Text under study —
*** Begin section ***
Zealand Pharma A/S shares plunge as petrelintide results trail Lilly in obesity race

Copenhagen, March 6, 2026, 11:09 CET

Zealand Pharma shares plunged Friday, dropping 32.53% to 249.10 Danish crowns by 10:40 a.m. local time. Investors punished the Danish biotech after fresh data on its obesity drug petrelintide disappointed, sending the stock toward a record single-day loss and slashing around 8.3 billion crowns ($1.3 billion) from its market cap.

This shift is significant: petrelintide is central to Zealand’s ambitions in obesity—and to Roche’s bid for a leading spot in the weight-loss drug race. Novo Nordisk’s Wegovy and Eli Lilly’s Zepbound currently dominate; both are GLP-1 drugs that suppress appetite via gut hormone action. Roche last year struck a deal valued at up to $5.3 billion for the rights to Zealand’s compound.
*** End section ***
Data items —
*** Begin section ***
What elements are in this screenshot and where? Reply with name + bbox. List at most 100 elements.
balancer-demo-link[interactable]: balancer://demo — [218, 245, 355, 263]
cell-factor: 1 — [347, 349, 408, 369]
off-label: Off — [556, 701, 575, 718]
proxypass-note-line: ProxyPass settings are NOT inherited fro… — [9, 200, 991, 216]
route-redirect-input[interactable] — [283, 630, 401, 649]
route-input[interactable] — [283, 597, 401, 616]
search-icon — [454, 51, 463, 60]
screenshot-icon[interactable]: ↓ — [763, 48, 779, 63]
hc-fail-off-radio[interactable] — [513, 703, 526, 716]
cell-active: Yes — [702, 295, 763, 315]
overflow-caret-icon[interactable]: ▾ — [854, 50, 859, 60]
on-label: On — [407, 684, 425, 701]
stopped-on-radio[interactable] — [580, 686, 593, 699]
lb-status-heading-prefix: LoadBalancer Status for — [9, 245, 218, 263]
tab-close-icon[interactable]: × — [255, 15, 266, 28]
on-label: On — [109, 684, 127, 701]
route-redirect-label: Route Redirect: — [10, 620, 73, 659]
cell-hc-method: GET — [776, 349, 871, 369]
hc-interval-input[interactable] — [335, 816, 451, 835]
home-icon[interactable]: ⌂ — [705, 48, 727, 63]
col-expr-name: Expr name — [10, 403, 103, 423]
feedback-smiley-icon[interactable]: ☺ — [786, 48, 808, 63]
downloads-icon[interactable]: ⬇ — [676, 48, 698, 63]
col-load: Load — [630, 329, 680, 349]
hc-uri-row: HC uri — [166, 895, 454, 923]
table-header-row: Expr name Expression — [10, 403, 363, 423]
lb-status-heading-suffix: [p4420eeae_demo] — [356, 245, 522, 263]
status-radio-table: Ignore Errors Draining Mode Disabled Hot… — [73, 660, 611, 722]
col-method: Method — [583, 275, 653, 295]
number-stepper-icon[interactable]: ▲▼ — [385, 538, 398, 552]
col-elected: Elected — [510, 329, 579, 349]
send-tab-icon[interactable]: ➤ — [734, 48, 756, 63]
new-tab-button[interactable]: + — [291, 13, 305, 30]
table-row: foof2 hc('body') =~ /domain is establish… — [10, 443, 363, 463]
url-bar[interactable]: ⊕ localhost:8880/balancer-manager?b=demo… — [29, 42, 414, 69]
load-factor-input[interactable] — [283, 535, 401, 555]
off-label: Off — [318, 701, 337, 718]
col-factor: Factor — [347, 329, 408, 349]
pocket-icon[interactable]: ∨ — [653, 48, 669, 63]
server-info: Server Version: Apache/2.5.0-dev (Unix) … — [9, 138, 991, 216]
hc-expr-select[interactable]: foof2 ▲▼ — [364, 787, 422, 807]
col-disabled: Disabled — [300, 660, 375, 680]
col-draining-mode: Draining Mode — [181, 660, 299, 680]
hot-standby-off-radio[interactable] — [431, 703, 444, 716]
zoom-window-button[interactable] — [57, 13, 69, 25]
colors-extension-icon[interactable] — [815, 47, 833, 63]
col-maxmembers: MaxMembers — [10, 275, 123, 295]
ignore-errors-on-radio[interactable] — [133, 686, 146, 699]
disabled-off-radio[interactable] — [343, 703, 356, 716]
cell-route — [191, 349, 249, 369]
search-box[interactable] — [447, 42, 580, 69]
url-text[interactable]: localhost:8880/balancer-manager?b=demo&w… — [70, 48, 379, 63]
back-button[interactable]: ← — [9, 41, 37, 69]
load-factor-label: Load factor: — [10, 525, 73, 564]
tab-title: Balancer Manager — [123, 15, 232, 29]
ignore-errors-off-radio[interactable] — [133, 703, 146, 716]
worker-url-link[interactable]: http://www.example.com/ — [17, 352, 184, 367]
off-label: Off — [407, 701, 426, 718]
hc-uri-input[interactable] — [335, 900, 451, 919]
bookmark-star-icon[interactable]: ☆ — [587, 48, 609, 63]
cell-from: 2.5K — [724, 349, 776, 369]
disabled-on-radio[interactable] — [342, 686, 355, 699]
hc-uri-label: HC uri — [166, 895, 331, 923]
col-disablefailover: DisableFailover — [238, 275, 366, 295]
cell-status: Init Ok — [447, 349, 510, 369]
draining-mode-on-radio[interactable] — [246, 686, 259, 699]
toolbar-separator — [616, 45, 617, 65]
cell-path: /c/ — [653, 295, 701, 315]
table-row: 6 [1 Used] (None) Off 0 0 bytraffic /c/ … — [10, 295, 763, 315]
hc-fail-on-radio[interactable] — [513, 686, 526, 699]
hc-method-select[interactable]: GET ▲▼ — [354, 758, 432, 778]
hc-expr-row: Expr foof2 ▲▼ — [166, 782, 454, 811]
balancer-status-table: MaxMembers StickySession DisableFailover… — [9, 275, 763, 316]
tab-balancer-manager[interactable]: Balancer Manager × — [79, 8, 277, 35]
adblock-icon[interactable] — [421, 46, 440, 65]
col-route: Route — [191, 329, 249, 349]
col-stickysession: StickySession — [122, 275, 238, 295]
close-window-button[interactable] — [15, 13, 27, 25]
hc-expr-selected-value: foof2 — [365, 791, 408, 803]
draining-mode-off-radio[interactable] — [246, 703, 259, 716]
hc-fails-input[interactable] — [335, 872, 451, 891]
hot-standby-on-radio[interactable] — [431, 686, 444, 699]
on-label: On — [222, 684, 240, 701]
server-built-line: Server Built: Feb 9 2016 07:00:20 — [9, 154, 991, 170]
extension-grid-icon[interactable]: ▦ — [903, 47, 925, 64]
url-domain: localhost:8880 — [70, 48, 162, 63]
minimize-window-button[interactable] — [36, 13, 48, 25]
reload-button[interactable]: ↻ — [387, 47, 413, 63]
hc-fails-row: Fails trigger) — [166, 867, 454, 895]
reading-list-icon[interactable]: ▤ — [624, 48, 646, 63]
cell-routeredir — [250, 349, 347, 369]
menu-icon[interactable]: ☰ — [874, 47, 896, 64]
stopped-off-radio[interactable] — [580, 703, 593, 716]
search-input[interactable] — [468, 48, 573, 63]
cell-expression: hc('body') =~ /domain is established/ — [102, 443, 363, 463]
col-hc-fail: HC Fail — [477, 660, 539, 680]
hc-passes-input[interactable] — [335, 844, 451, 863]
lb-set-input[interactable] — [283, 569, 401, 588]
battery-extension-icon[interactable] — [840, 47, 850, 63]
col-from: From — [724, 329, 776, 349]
*** End section ***
Explore the material —
1. Which companies are named in the Zealand Pharma article?
2. Extract the passage of the Zealand Pharma article between "Zealand Pharma A/S" and "to Zealand’s compound.", inclusive.
The data items aren't needed for anything here.

Answers for the tasks —
1. Zealand Pharma A/S, Eli Lilly, Roche, Novo Nordisk

2.
Zealand Pharma A/S shares plunge as petrelintide results trail Lilly in obesity race

Copenhagen, March 6, 2026, 11:09 CET

Zealand Pharma shares plunged Friday, dropping 32.53% to 249.10 Danish crowns by 10:40 a.m. local time. Investors punished the Danish biotech after fresh data on its obesity drug petrelintide disappointed, sending the stock toward a record single-day loss and slashing around 8.3 billion crowns ($1.3 billion) from its market cap.

This shift is significant: petrelintide is central to Zealand’s ambitions in obesity—and to Roche’s bid for a leading spot in the weight-loss drug race. Novo Nordisk’s Wegovy and Eli Lilly’s Zepbound currently dominate; both are GLP-1 drugs that suppress appetite via gut hormone action. Roche last year struck a deal valued at up to $5.3 billion for the rights to Zealand’s compound.